Say how many lines of these entries include the word "Москва", and answer with the number alone.
== == ==
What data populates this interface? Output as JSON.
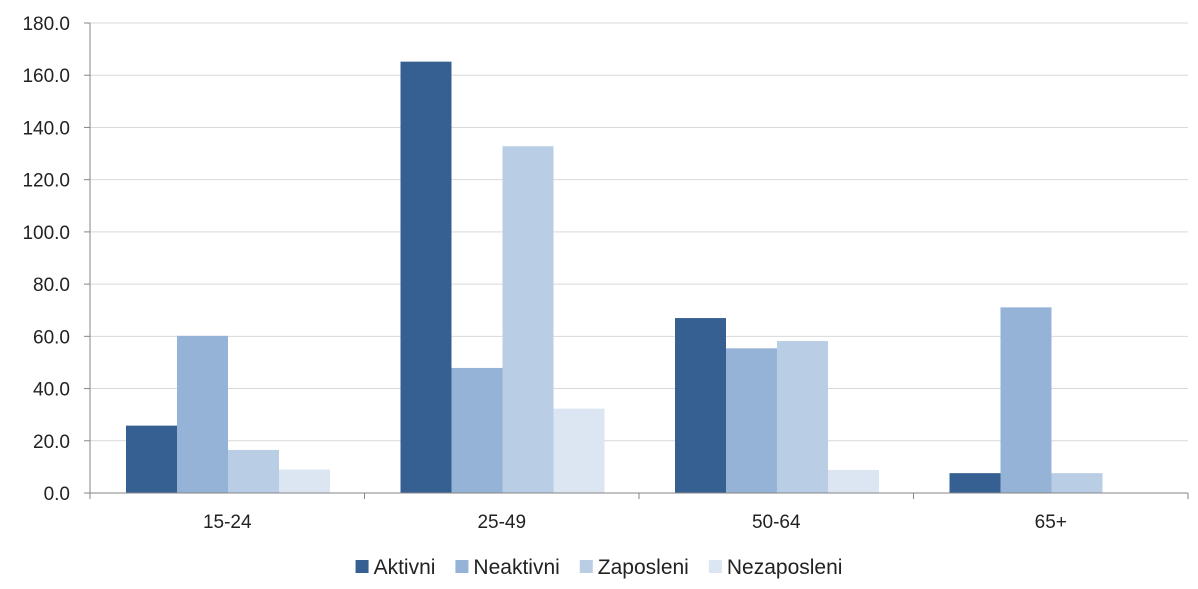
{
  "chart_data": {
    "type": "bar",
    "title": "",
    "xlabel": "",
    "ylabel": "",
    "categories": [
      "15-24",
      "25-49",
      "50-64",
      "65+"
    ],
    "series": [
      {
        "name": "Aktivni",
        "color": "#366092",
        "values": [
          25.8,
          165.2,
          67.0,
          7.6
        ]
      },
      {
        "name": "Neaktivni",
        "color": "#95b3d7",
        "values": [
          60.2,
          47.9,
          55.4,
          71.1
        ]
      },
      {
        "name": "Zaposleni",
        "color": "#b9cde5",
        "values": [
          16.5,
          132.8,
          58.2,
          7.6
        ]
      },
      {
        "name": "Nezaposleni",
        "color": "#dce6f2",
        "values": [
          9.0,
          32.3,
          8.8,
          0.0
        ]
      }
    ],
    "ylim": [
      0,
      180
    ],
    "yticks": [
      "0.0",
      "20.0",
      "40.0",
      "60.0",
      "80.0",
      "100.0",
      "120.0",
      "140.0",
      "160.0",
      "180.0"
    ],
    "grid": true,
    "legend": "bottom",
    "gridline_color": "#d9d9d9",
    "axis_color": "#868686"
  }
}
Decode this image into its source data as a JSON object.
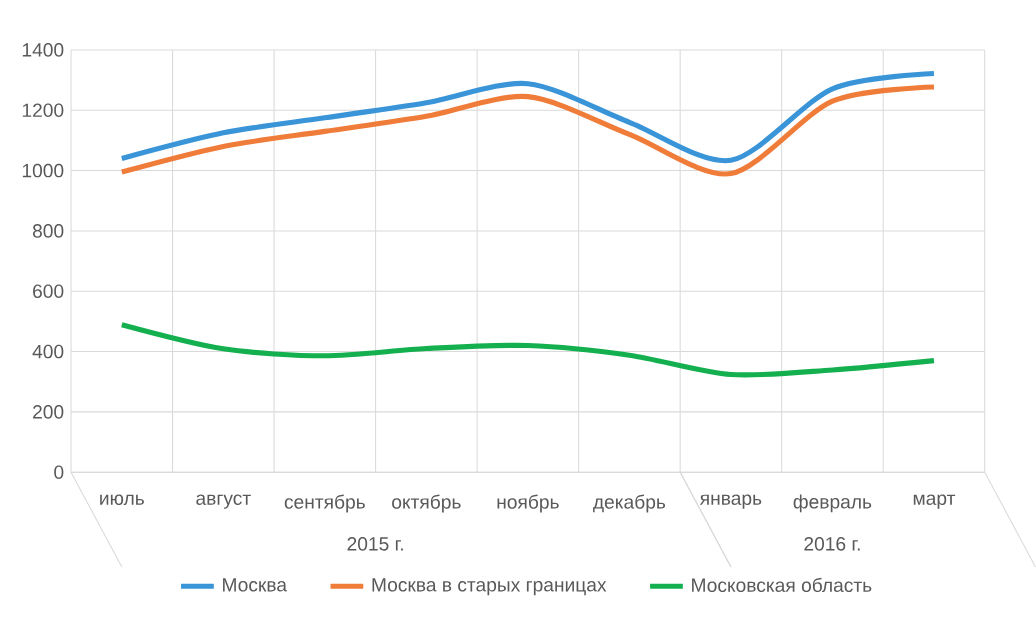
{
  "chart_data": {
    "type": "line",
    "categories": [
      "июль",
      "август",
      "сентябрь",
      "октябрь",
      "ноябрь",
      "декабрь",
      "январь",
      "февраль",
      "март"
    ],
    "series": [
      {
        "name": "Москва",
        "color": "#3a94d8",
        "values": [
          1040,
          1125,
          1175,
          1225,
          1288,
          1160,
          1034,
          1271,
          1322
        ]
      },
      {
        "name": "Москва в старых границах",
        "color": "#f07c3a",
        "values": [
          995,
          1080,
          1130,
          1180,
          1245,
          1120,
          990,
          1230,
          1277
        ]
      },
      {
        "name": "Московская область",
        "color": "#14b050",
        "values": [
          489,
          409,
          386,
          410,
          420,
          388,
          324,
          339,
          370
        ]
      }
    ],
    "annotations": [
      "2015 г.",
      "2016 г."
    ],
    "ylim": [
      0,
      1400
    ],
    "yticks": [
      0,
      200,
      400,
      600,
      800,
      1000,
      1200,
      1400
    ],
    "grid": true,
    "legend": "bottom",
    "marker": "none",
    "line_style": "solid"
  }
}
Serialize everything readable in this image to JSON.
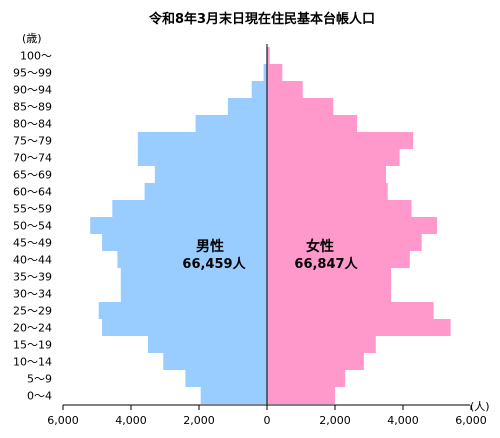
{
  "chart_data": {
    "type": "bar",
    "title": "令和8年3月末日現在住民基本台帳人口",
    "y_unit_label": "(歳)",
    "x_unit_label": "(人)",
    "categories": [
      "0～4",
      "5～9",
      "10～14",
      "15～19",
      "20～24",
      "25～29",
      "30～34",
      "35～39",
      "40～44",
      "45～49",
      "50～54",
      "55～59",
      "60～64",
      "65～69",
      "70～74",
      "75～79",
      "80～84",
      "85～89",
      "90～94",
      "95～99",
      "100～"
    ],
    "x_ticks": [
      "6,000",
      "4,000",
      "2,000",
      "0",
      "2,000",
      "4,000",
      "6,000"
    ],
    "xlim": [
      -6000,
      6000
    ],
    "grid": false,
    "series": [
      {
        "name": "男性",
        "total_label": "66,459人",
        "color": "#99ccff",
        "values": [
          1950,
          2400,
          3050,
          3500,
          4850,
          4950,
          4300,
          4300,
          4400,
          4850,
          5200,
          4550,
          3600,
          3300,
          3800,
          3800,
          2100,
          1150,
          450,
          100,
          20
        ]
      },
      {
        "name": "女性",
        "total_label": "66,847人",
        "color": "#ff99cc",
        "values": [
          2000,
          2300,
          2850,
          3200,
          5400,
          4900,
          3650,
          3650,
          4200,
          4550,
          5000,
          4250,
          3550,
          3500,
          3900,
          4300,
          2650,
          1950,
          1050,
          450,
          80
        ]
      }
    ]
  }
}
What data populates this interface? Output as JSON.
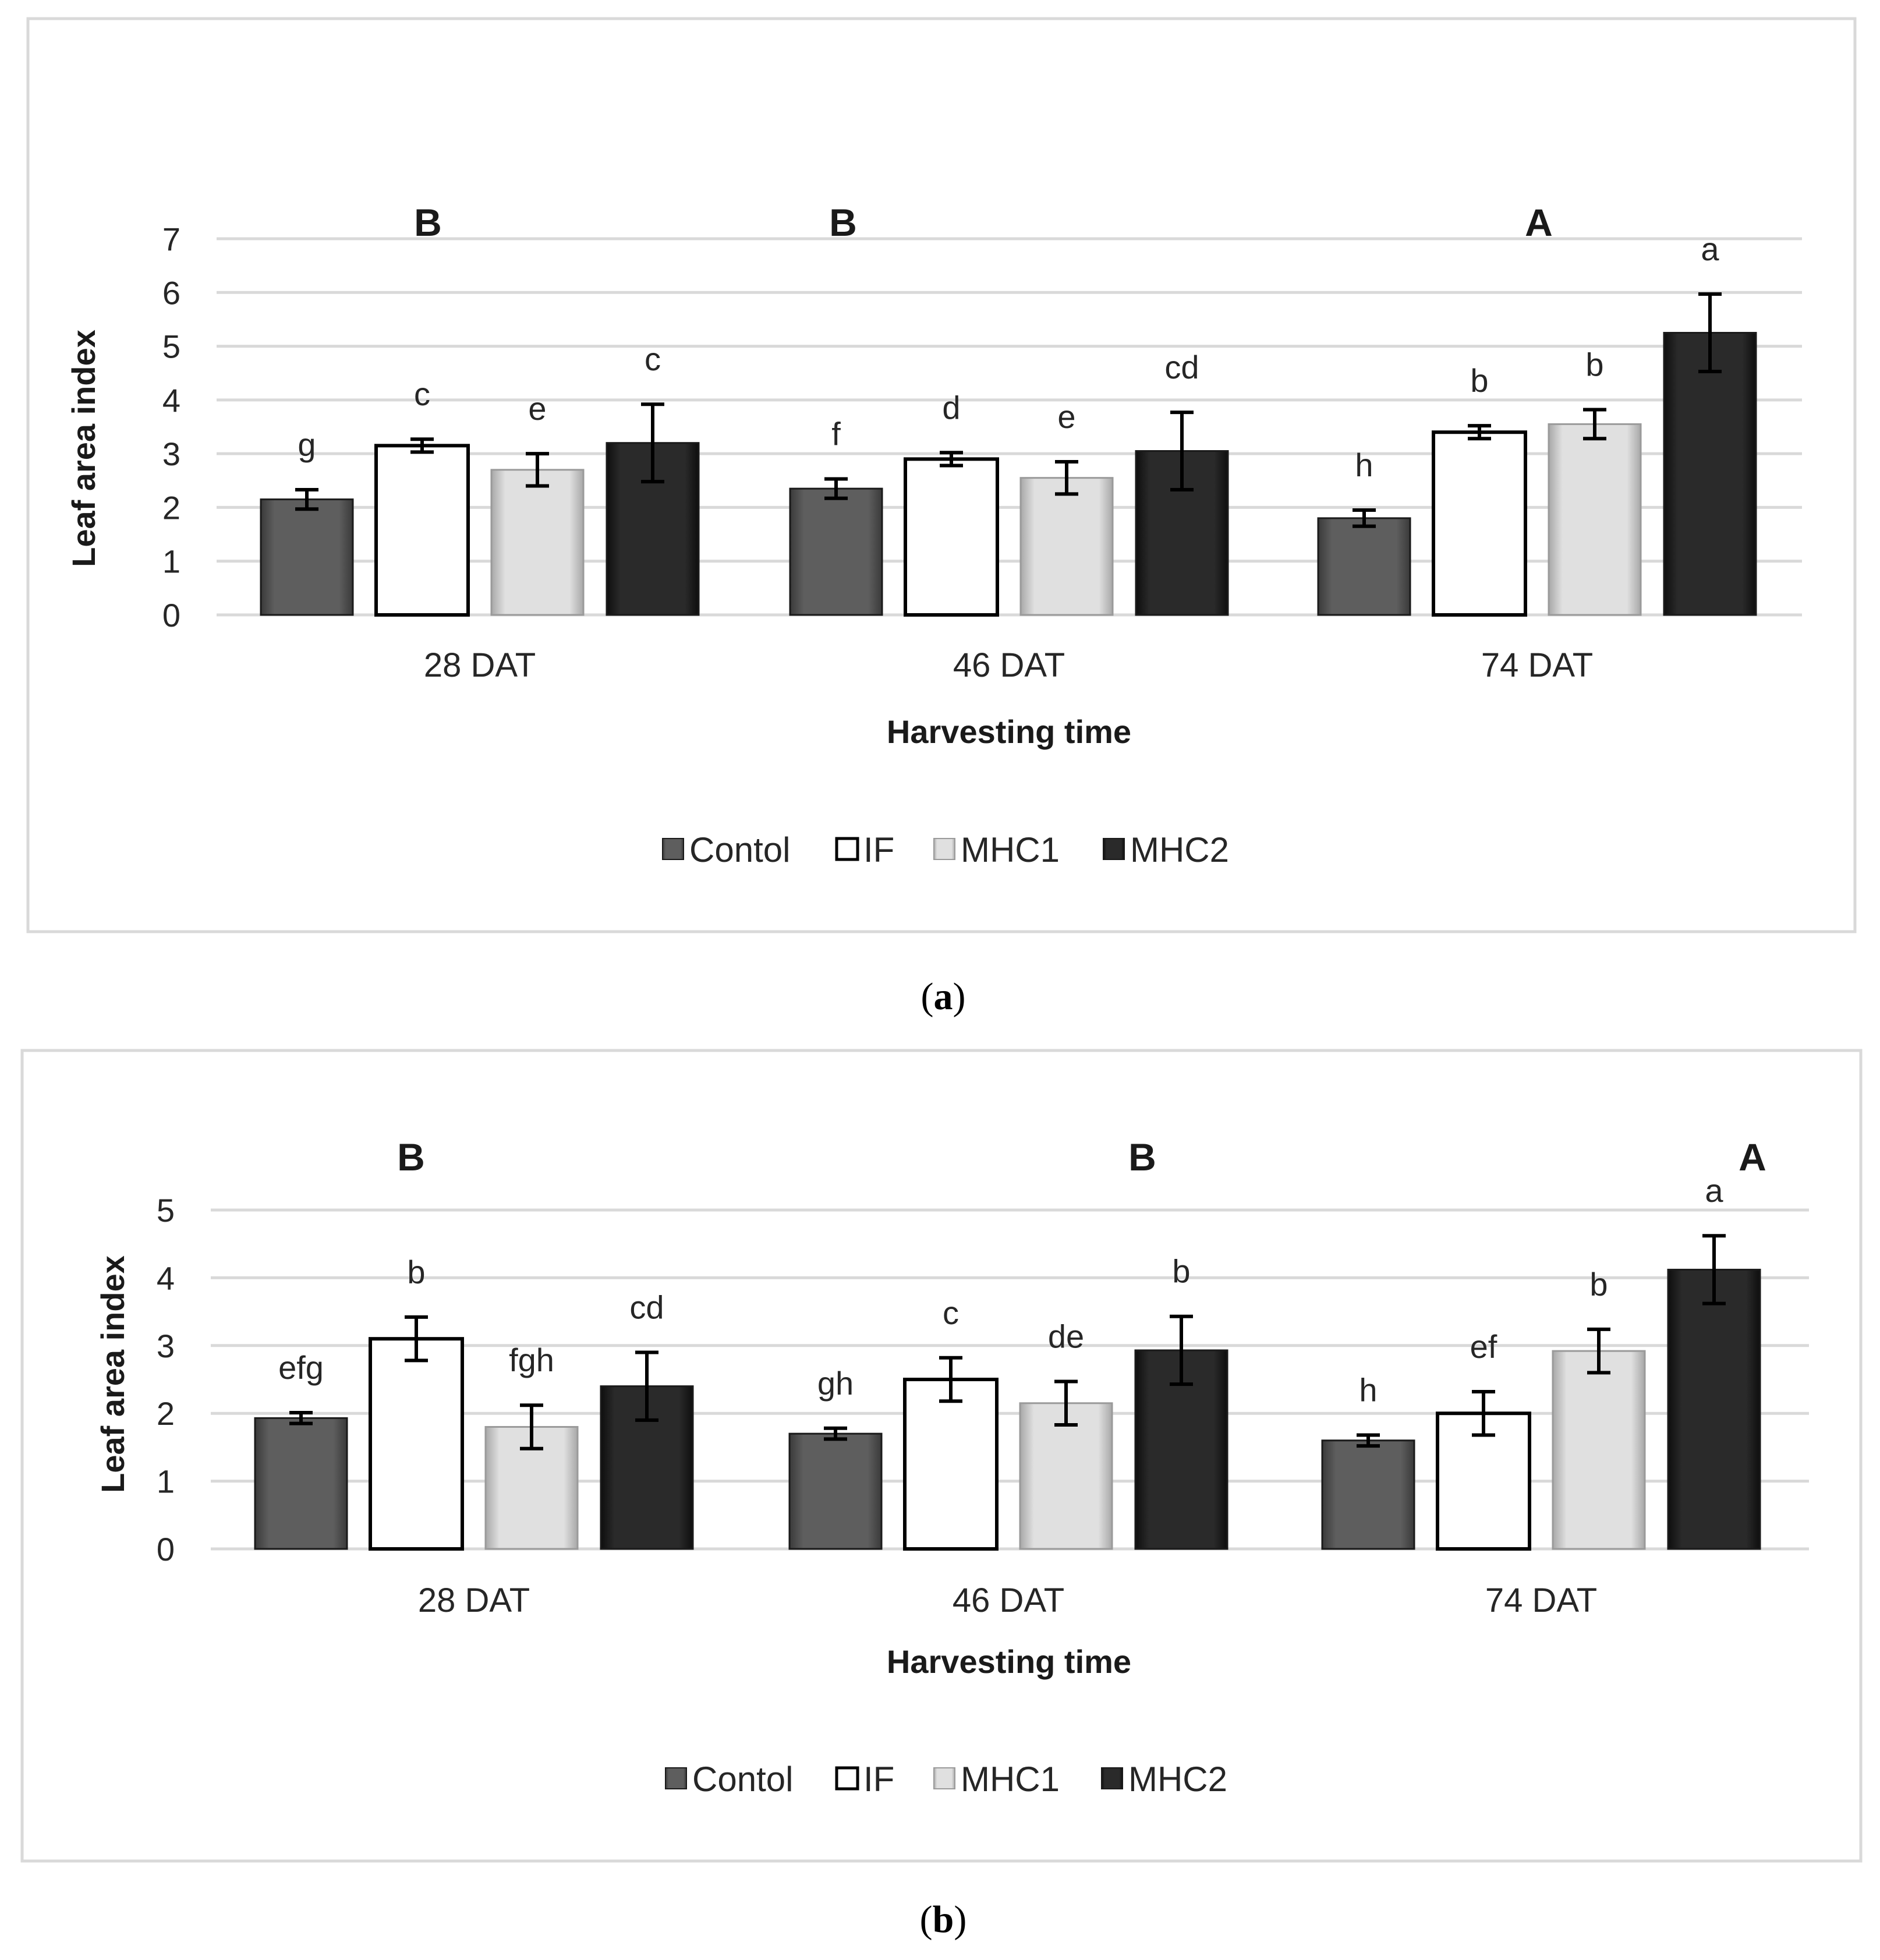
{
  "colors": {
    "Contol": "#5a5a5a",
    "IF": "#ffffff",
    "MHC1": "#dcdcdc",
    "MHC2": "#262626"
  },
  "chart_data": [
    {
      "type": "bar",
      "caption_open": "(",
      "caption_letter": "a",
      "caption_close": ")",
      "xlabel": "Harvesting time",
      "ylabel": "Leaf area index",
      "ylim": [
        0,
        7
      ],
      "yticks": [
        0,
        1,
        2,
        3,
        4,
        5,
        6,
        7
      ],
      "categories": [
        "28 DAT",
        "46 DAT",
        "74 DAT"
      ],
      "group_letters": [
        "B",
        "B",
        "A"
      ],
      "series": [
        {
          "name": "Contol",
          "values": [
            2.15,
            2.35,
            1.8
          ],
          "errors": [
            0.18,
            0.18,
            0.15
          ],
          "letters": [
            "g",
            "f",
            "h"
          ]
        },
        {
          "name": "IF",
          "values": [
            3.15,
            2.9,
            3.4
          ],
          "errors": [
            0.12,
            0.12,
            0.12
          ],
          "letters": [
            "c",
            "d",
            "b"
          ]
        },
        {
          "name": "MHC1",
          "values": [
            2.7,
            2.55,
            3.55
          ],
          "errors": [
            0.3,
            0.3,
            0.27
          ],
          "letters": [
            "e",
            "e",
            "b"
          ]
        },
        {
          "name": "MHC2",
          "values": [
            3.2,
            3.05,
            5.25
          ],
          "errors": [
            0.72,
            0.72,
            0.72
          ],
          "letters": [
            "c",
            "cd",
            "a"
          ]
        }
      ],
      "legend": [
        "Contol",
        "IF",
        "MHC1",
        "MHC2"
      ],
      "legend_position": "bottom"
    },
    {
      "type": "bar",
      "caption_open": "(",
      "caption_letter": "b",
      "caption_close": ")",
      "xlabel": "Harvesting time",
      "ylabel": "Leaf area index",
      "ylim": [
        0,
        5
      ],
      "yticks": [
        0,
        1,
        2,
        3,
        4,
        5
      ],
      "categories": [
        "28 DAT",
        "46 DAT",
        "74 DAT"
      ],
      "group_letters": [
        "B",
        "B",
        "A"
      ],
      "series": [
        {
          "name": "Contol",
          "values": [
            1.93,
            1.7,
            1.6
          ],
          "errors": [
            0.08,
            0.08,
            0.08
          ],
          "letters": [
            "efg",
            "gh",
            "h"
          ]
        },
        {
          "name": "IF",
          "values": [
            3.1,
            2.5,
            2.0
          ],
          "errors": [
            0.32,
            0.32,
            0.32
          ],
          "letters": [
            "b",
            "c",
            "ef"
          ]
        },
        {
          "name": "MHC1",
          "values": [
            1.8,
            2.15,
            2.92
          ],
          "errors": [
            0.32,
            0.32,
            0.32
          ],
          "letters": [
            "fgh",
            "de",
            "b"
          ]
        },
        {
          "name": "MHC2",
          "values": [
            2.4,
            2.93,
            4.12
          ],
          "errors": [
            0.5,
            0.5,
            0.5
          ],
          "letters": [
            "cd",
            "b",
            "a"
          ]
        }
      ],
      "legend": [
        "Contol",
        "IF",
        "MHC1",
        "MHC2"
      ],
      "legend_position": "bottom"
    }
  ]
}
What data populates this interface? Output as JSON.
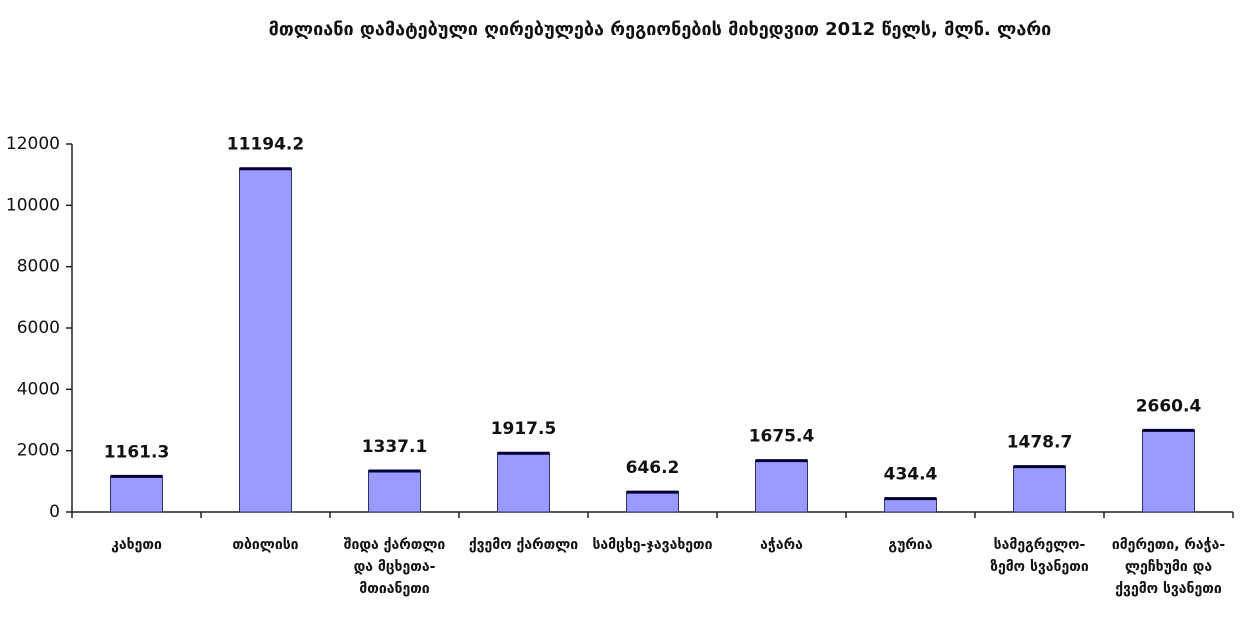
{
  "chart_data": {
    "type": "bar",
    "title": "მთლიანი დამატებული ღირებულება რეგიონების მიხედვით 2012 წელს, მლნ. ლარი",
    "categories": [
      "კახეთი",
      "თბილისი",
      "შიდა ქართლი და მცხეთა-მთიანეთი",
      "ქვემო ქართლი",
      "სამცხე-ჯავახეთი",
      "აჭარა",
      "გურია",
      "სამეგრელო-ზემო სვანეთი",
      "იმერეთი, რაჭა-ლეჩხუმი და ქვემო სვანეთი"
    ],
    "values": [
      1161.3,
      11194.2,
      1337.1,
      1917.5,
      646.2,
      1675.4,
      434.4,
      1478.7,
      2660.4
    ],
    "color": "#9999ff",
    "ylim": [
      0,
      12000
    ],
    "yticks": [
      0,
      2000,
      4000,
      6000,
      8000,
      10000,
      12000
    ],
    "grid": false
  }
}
== == ==
• _Final result_
2